* Challenge *
Copy the lines holding the word "betrachten", all of them.

(Data records)
——————————

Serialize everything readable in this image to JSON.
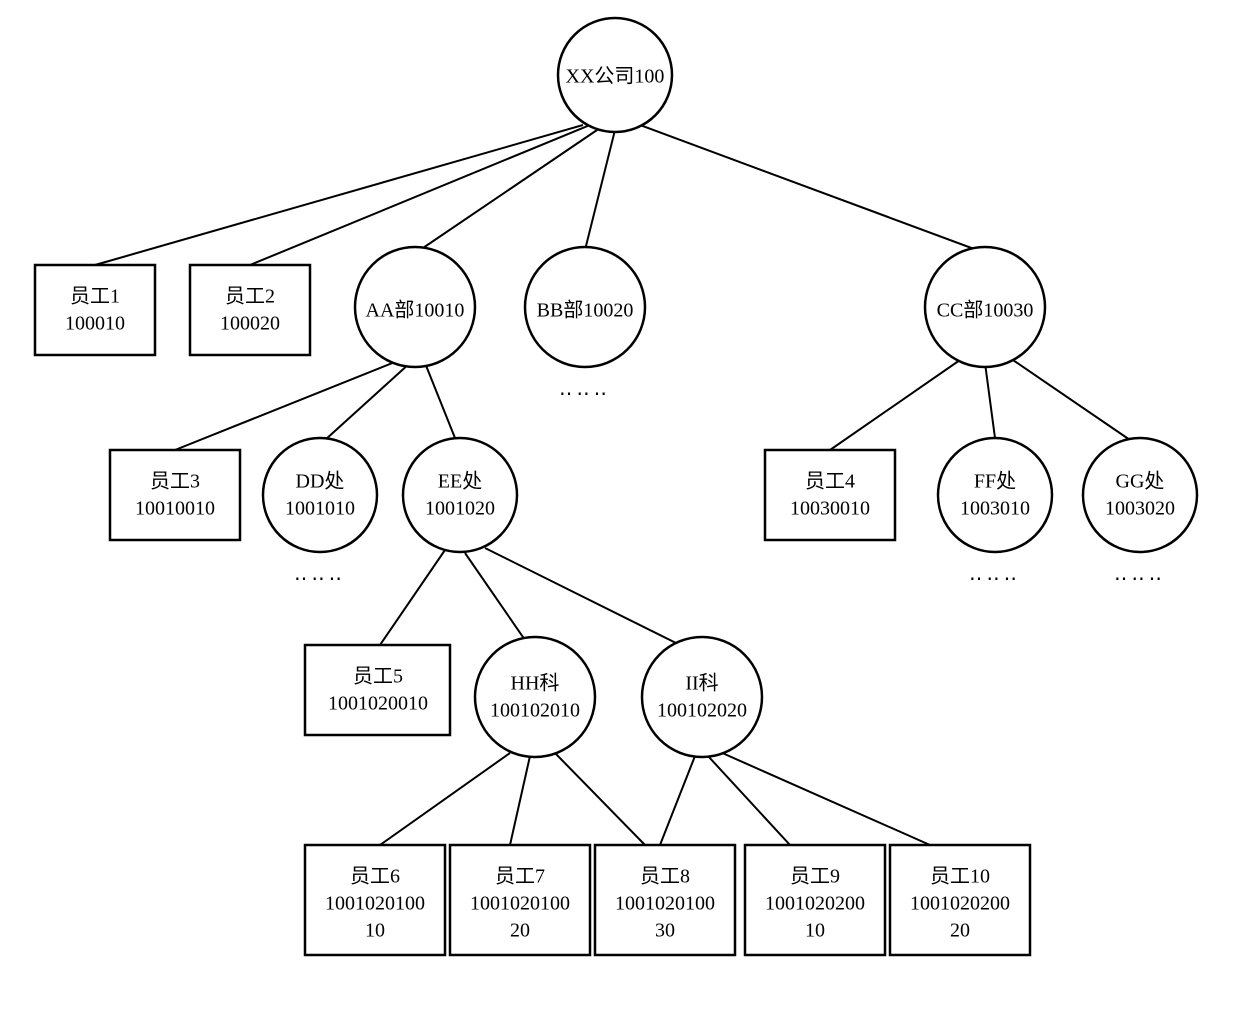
{
  "nodes": {
    "root": {
      "line1": "XX公司100"
    },
    "emp1": {
      "line1": "员工1",
      "line2": "100010"
    },
    "emp2": {
      "line1": "员工2",
      "line2": "100020"
    },
    "aa": {
      "line1": "AA部10010"
    },
    "bb": {
      "line1": "BB部10020"
    },
    "cc": {
      "line1": "CC部10030"
    },
    "emp3": {
      "line1": "员工3",
      "line2": "10010010"
    },
    "dd": {
      "line1": "DD处",
      "line2": "1001010"
    },
    "ee": {
      "line1": "EE处",
      "line2": "1001020"
    },
    "emp4": {
      "line1": "员工4",
      "line2": "10030010"
    },
    "ff": {
      "line1": "FF处",
      "line2": "1003010"
    },
    "gg": {
      "line1": "GG处",
      "line2": "1003020"
    },
    "emp5": {
      "line1": "员工5",
      "line2": "1001020010"
    },
    "hh": {
      "line1": "HH科",
      "line2": "100102010"
    },
    "ii": {
      "line1": "II科",
      "line2": "100102020"
    },
    "emp6": {
      "line1": "员工6",
      "line2": "1001020100",
      "line3": "10"
    },
    "emp7": {
      "line1": "员工7",
      "line2": "1001020100",
      "line3": "20"
    },
    "emp8": {
      "line1": "员工8",
      "line2": "1001020100",
      "line3": "30"
    },
    "emp9": {
      "line1": "员工9",
      "line2": "1001020200",
      "line3": "10"
    },
    "emp10": {
      "line1": "员工10",
      "line2": "1001020200",
      "line3": "20"
    }
  },
  "ellipsis": "‥‥‥"
}
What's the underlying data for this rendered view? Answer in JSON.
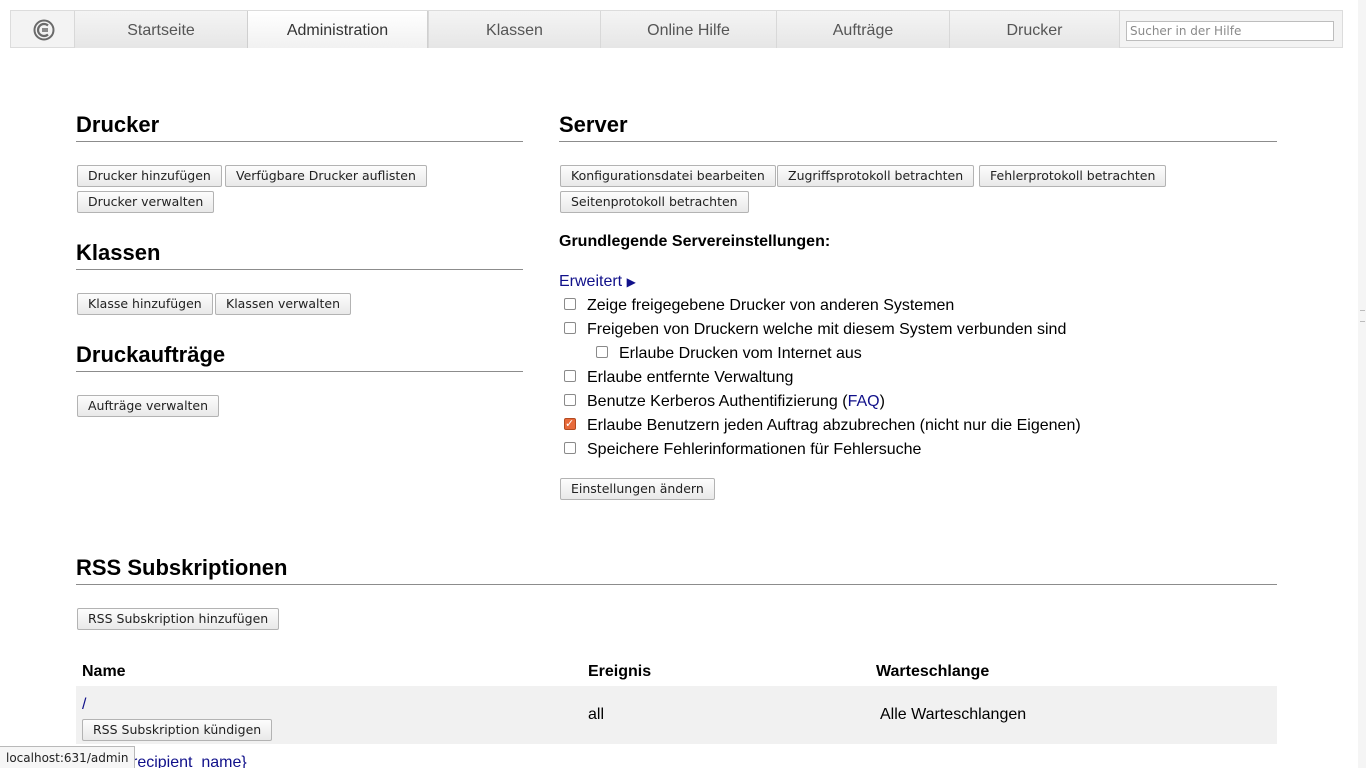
{
  "nav": {
    "tabs": [
      "Startseite",
      "Administration",
      "Klassen",
      "Online Hilfe",
      "Aufträge",
      "Drucker"
    ],
    "active": "Administration",
    "search_placeholder": "Sucher in der Hilfe"
  },
  "drucker": {
    "title": "Drucker",
    "buttons": [
      "Drucker hinzufügen",
      "Verfügbare Drucker auflisten",
      "Drucker verwalten"
    ]
  },
  "klassen": {
    "title": "Klassen",
    "buttons": [
      "Klasse hinzufügen",
      "Klassen verwalten"
    ]
  },
  "auftraege": {
    "title": "Druckaufträge",
    "buttons": [
      "Aufträge verwalten"
    ]
  },
  "server": {
    "title": "Server",
    "buttons": [
      "Konfigurationsdatei bearbeiten",
      "Zugriffsprotokoll betrachten",
      "Fehlerprotokoll betrachten",
      "Seitenprotokoll betrachten"
    ],
    "settings_heading": "Grundlegende Servereinstellungen:",
    "advanced_link": "Erweitert",
    "advanced_arrow": "▶",
    "checkboxes": [
      {
        "label": "Zeige freigegebene Drucker von anderen Systemen",
        "checked": false
      },
      {
        "label": "Freigeben von Druckern welche mit diesem System verbunden sind",
        "checked": false
      },
      {
        "label": "Erlaube Drucken vom Internet aus",
        "checked": false
      },
      {
        "label": "Erlaube entfernte Verwaltung",
        "checked": false
      },
      {
        "label": "Benutze Kerberos Authentifizierung (",
        "checked": false,
        "link": "FAQ",
        "suffix": ")"
      },
      {
        "label": "Erlaube Benutzern jeden Auftrag abzubrechen (nicht nur die Eigenen)",
        "checked": true
      },
      {
        "label": "Speichere Fehlerinformationen für Fehlersuche",
        "checked": false
      }
    ],
    "apply_button": "Einstellungen ändern"
  },
  "rss": {
    "title": "RSS Subskriptionen",
    "add_button": "RSS Subskription hinzufügen",
    "columns": [
      "Name",
      "Ereignis",
      "Warteschlange"
    ],
    "rows": [
      {
        "name": "/",
        "cancel_button": "RSS Subskription kündigen",
        "event": "all",
        "queue": "Alle Warteschlangen"
      }
    ],
    "partial_row": "recipient_name}"
  },
  "statusbar": "localhost:631/admin"
}
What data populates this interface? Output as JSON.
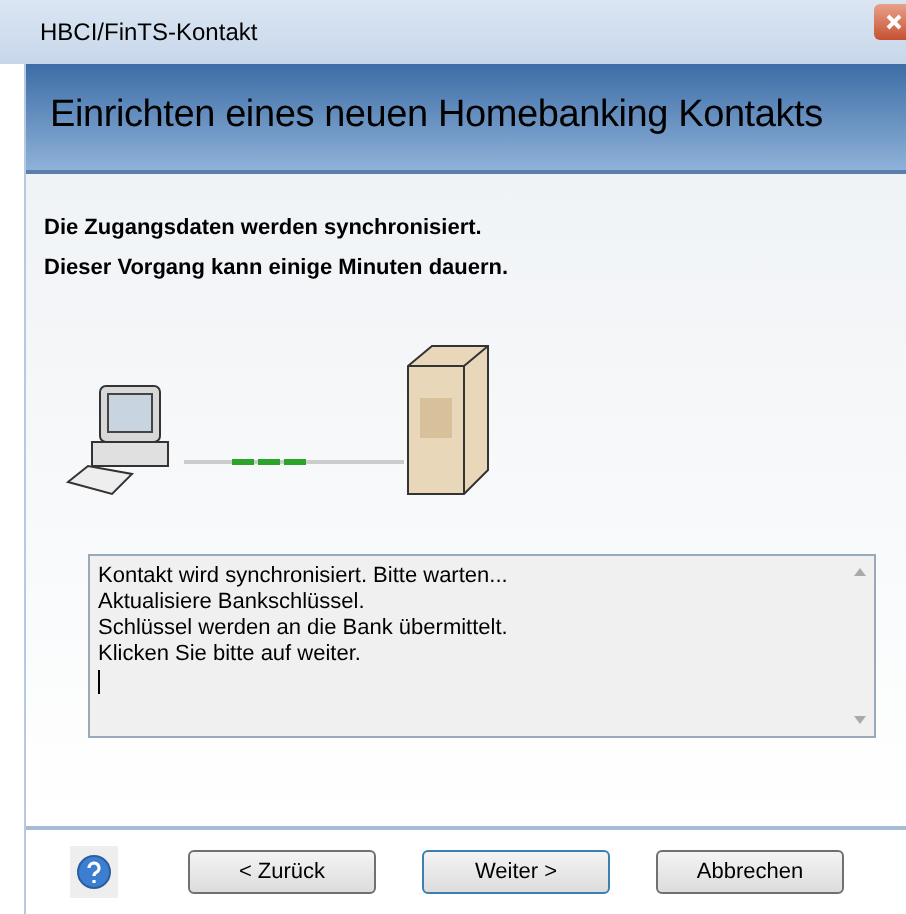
{
  "window": {
    "title": "HBCI/FinTS-Kontakt"
  },
  "header": {
    "title": "Einrichten eines neuen Homebanking Kontakts"
  },
  "intro": [
    "Die Zugangsdaten werden synchronisiert.",
    "Dieser Vorgang kann einige Minuten dauern."
  ],
  "log": {
    "lines": [
      "Kontakt wird synchronisiert. Bitte warten...",
      "Aktualisiere Bankschlüssel.",
      "Schlüssel werden an die Bank übermittelt.",
      "Klicken Sie bitte auf weiter."
    ]
  },
  "buttons": [
    {
      "label": "< Zurück",
      "default": false
    },
    {
      "label": "Weiter >",
      "default": true
    },
    {
      "label": "Abbrechen",
      "default": false
    }
  ]
}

——————————

* Answer to this exercise *
      "Zugriffsprotokoll betrachten",
      "Fehlerprotokoll betrachten",
      "Seitenprotokoll betrachten"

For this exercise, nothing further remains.